-- start Records supplied --

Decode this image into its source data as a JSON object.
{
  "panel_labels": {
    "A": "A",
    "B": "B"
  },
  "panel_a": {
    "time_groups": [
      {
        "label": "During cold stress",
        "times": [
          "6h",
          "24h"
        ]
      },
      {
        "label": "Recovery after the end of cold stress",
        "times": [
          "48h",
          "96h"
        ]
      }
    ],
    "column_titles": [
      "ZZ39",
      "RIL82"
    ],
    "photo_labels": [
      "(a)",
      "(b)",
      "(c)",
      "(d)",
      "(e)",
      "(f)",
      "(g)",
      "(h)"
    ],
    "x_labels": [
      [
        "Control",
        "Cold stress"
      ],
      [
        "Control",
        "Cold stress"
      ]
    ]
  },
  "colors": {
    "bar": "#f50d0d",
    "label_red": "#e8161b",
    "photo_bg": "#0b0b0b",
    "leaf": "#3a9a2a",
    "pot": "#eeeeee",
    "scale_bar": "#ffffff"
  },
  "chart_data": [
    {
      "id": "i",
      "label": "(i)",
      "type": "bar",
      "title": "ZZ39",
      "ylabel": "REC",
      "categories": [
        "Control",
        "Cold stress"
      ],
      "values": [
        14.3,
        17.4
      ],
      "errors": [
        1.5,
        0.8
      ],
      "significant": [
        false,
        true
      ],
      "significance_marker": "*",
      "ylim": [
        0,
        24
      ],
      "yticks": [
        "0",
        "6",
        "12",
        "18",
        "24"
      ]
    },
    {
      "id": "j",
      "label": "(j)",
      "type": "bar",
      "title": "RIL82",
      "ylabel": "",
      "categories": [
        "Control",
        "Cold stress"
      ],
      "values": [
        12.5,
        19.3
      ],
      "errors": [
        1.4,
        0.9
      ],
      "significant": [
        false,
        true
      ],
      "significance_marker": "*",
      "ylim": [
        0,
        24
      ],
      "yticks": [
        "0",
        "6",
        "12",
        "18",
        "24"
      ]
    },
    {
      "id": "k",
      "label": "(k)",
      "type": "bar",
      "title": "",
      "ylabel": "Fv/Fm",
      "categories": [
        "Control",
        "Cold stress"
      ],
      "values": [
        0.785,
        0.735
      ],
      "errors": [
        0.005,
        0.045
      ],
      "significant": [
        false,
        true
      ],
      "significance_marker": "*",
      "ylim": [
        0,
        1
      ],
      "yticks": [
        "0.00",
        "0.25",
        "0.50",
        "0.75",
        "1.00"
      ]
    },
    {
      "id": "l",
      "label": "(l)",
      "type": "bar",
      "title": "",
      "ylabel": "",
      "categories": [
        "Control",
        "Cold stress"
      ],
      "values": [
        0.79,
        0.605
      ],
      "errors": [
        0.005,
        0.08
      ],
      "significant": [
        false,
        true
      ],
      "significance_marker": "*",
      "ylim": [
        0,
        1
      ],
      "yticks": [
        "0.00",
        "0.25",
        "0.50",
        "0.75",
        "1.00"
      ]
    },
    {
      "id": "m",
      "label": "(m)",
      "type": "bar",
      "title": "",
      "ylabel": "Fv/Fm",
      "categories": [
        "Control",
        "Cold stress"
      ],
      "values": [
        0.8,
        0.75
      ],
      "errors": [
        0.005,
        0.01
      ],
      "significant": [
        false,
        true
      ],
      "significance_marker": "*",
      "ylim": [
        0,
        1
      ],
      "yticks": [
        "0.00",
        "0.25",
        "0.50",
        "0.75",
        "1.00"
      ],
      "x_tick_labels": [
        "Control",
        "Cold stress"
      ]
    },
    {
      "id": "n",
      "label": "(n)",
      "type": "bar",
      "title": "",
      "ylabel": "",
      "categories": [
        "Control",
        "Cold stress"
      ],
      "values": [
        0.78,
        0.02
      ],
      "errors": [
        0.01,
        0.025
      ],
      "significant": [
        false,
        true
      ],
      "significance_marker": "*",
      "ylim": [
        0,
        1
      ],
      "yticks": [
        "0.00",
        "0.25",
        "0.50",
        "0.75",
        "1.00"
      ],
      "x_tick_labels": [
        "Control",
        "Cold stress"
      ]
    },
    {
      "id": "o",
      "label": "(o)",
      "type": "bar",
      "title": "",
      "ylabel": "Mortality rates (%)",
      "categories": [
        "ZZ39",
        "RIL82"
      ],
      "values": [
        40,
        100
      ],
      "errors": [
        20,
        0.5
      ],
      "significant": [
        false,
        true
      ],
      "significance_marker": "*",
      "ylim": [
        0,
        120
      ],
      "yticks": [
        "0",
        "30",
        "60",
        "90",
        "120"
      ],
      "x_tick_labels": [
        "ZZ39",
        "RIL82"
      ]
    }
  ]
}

-- end Records supplied --

• **Problem to solve**
Repeat all the records. Match each line exactly.

• **Response for this exercise**
Decode this image into its source data as a JSON object.
{
  "panel_labels": {
    "A": "A",
    "B": "B"
  },
  "panel_a": {
    "time_groups": [
      {
        "label": "During cold stress",
        "times": [
          "6h",
          "24h"
        ]
      },
      {
        "label": "Recovery after the end of cold stress",
        "times": [
          "48h",
          "96h"
        ]
      }
    ],
    "column_titles": [
      "ZZ39",
      "RIL82"
    ],
    "photo_labels": [
      "(a)",
      "(b)",
      "(c)",
      "(d)",
      "(e)",
      "(f)",
      "(g)",
      "(h)"
    ],
    "x_labels": [
      [
        "Control",
        "Cold stress"
      ],
      [
        "Control",
        "Cold stress"
      ]
    ]
  },
  "colors": {
    "bar": "#f50d0d",
    "label_red": "#e8161b",
    "photo_bg": "#0b0b0b",
    "leaf": "#3a9a2a",
    "pot": "#eeeeee",
    "scale_bar": "#ffffff"
  },
  "chart_data": [
    {
      "id": "i",
      "label": "(i)",
      "type": "bar",
      "title": "ZZ39",
      "ylabel": "REC",
      "categories": [
        "Control",
        "Cold stress"
      ],
      "values": [
        14.3,
        17.4
      ],
      "errors": [
        1.5,
        0.8
      ],
      "significant": [
        false,
        true
      ],
      "significance_marker": "*",
      "ylim": [
        0,
        24
      ],
      "yticks": [
        "0",
        "6",
        "12",
        "18",
        "24"
      ]
    },
    {
      "id": "j",
      "label": "(j)",
      "type": "bar",
      "title": "RIL82",
      "ylabel": "",
      "categories": [
        "Control",
        "Cold stress"
      ],
      "values": [
        12.5,
        19.3
      ],
      "errors": [
        1.4,
        0.9
      ],
      "significant": [
        false,
        true
      ],
      "significance_marker": "*",
      "ylim": [
        0,
        24
      ],
      "yticks": [
        "0",
        "6",
        "12",
        "18",
        "24"
      ]
    },
    {
      "id": "k",
      "label": "(k)",
      "type": "bar",
      "title": "",
      "ylabel": "Fv/Fm",
      "categories": [
        "Control",
        "Cold stress"
      ],
      "values": [
        0.785,
        0.735
      ],
      "errors": [
        0.005,
        0.045
      ],
      "significant": [
        false,
        true
      ],
      "significance_marker": "*",
      "ylim": [
        0,
        1
      ],
      "yticks": [
        "0.00",
        "0.25",
        "0.50",
        "0.75",
        "1.00"
      ]
    },
    {
      "id": "l",
      "label": "(l)",
      "type": "bar",
      "title": "",
      "ylabel": "",
      "categories": [
        "Control",
        "Cold stress"
      ],
      "values": [
        0.79,
        0.605
      ],
      "errors": [
        0.005,
        0.08
      ],
      "significant": [
        false,
        true
      ],
      "significance_marker": "*",
      "ylim": [
        0,
        1
      ],
      "yticks": [
        "0.00",
        "0.25",
        "0.50",
        "0.75",
        "1.00"
      ]
    },
    {
      "id": "m",
      "label": "(m)",
      "type": "bar",
      "title": "",
      "ylabel": "Fv/Fm",
      "categories": [
        "Control",
        "Cold stress"
      ],
      "values": [
        0.8,
        0.75
      ],
      "errors": [
        0.005,
        0.01
      ],
      "significant": [
        false,
        true
      ],
      "significance_marker": "*",
      "ylim": [
        0,
        1
      ],
      "yticks": [
        "0.00",
        "0.25",
        "0.50",
        "0.75",
        "1.00"
      ],
      "x_tick_labels": [
        "Control",
        "Cold stress"
      ]
    },
    {
      "id": "n",
      "label": "(n)",
      "type": "bar",
      "title": "",
      "ylabel": "",
      "categories": [
        "Control",
        "Cold stress"
      ],
      "values": [
        0.78,
        0.02
      ],
      "errors": [
        0.01,
        0.025
      ],
      "significant": [
        false,
        true
      ],
      "significance_marker": "*",
      "ylim": [
        0,
        1
      ],
      "yticks": [
        "0.00",
        "0.25",
        "0.50",
        "0.75",
        "1.00"
      ],
      "x_tick_labels": [
        "Control",
        "Cold stress"
      ]
    },
    {
      "id": "o",
      "label": "(o)",
      "type": "bar",
      "title": "",
      "ylabel": "Mortality rates (%)",
      "categories": [
        "ZZ39",
        "RIL82"
      ],
      "values": [
        40,
        100
      ],
      "errors": [
        20,
        0.5
      ],
      "significant": [
        false,
        true
      ],
      "significance_marker": "*",
      "ylim": [
        0,
        120
      ],
      "yticks": [
        "0",
        "30",
        "60",
        "90",
        "120"
      ],
      "x_tick_labels": [
        "ZZ39",
        "RIL82"
      ]
    }
  ]
}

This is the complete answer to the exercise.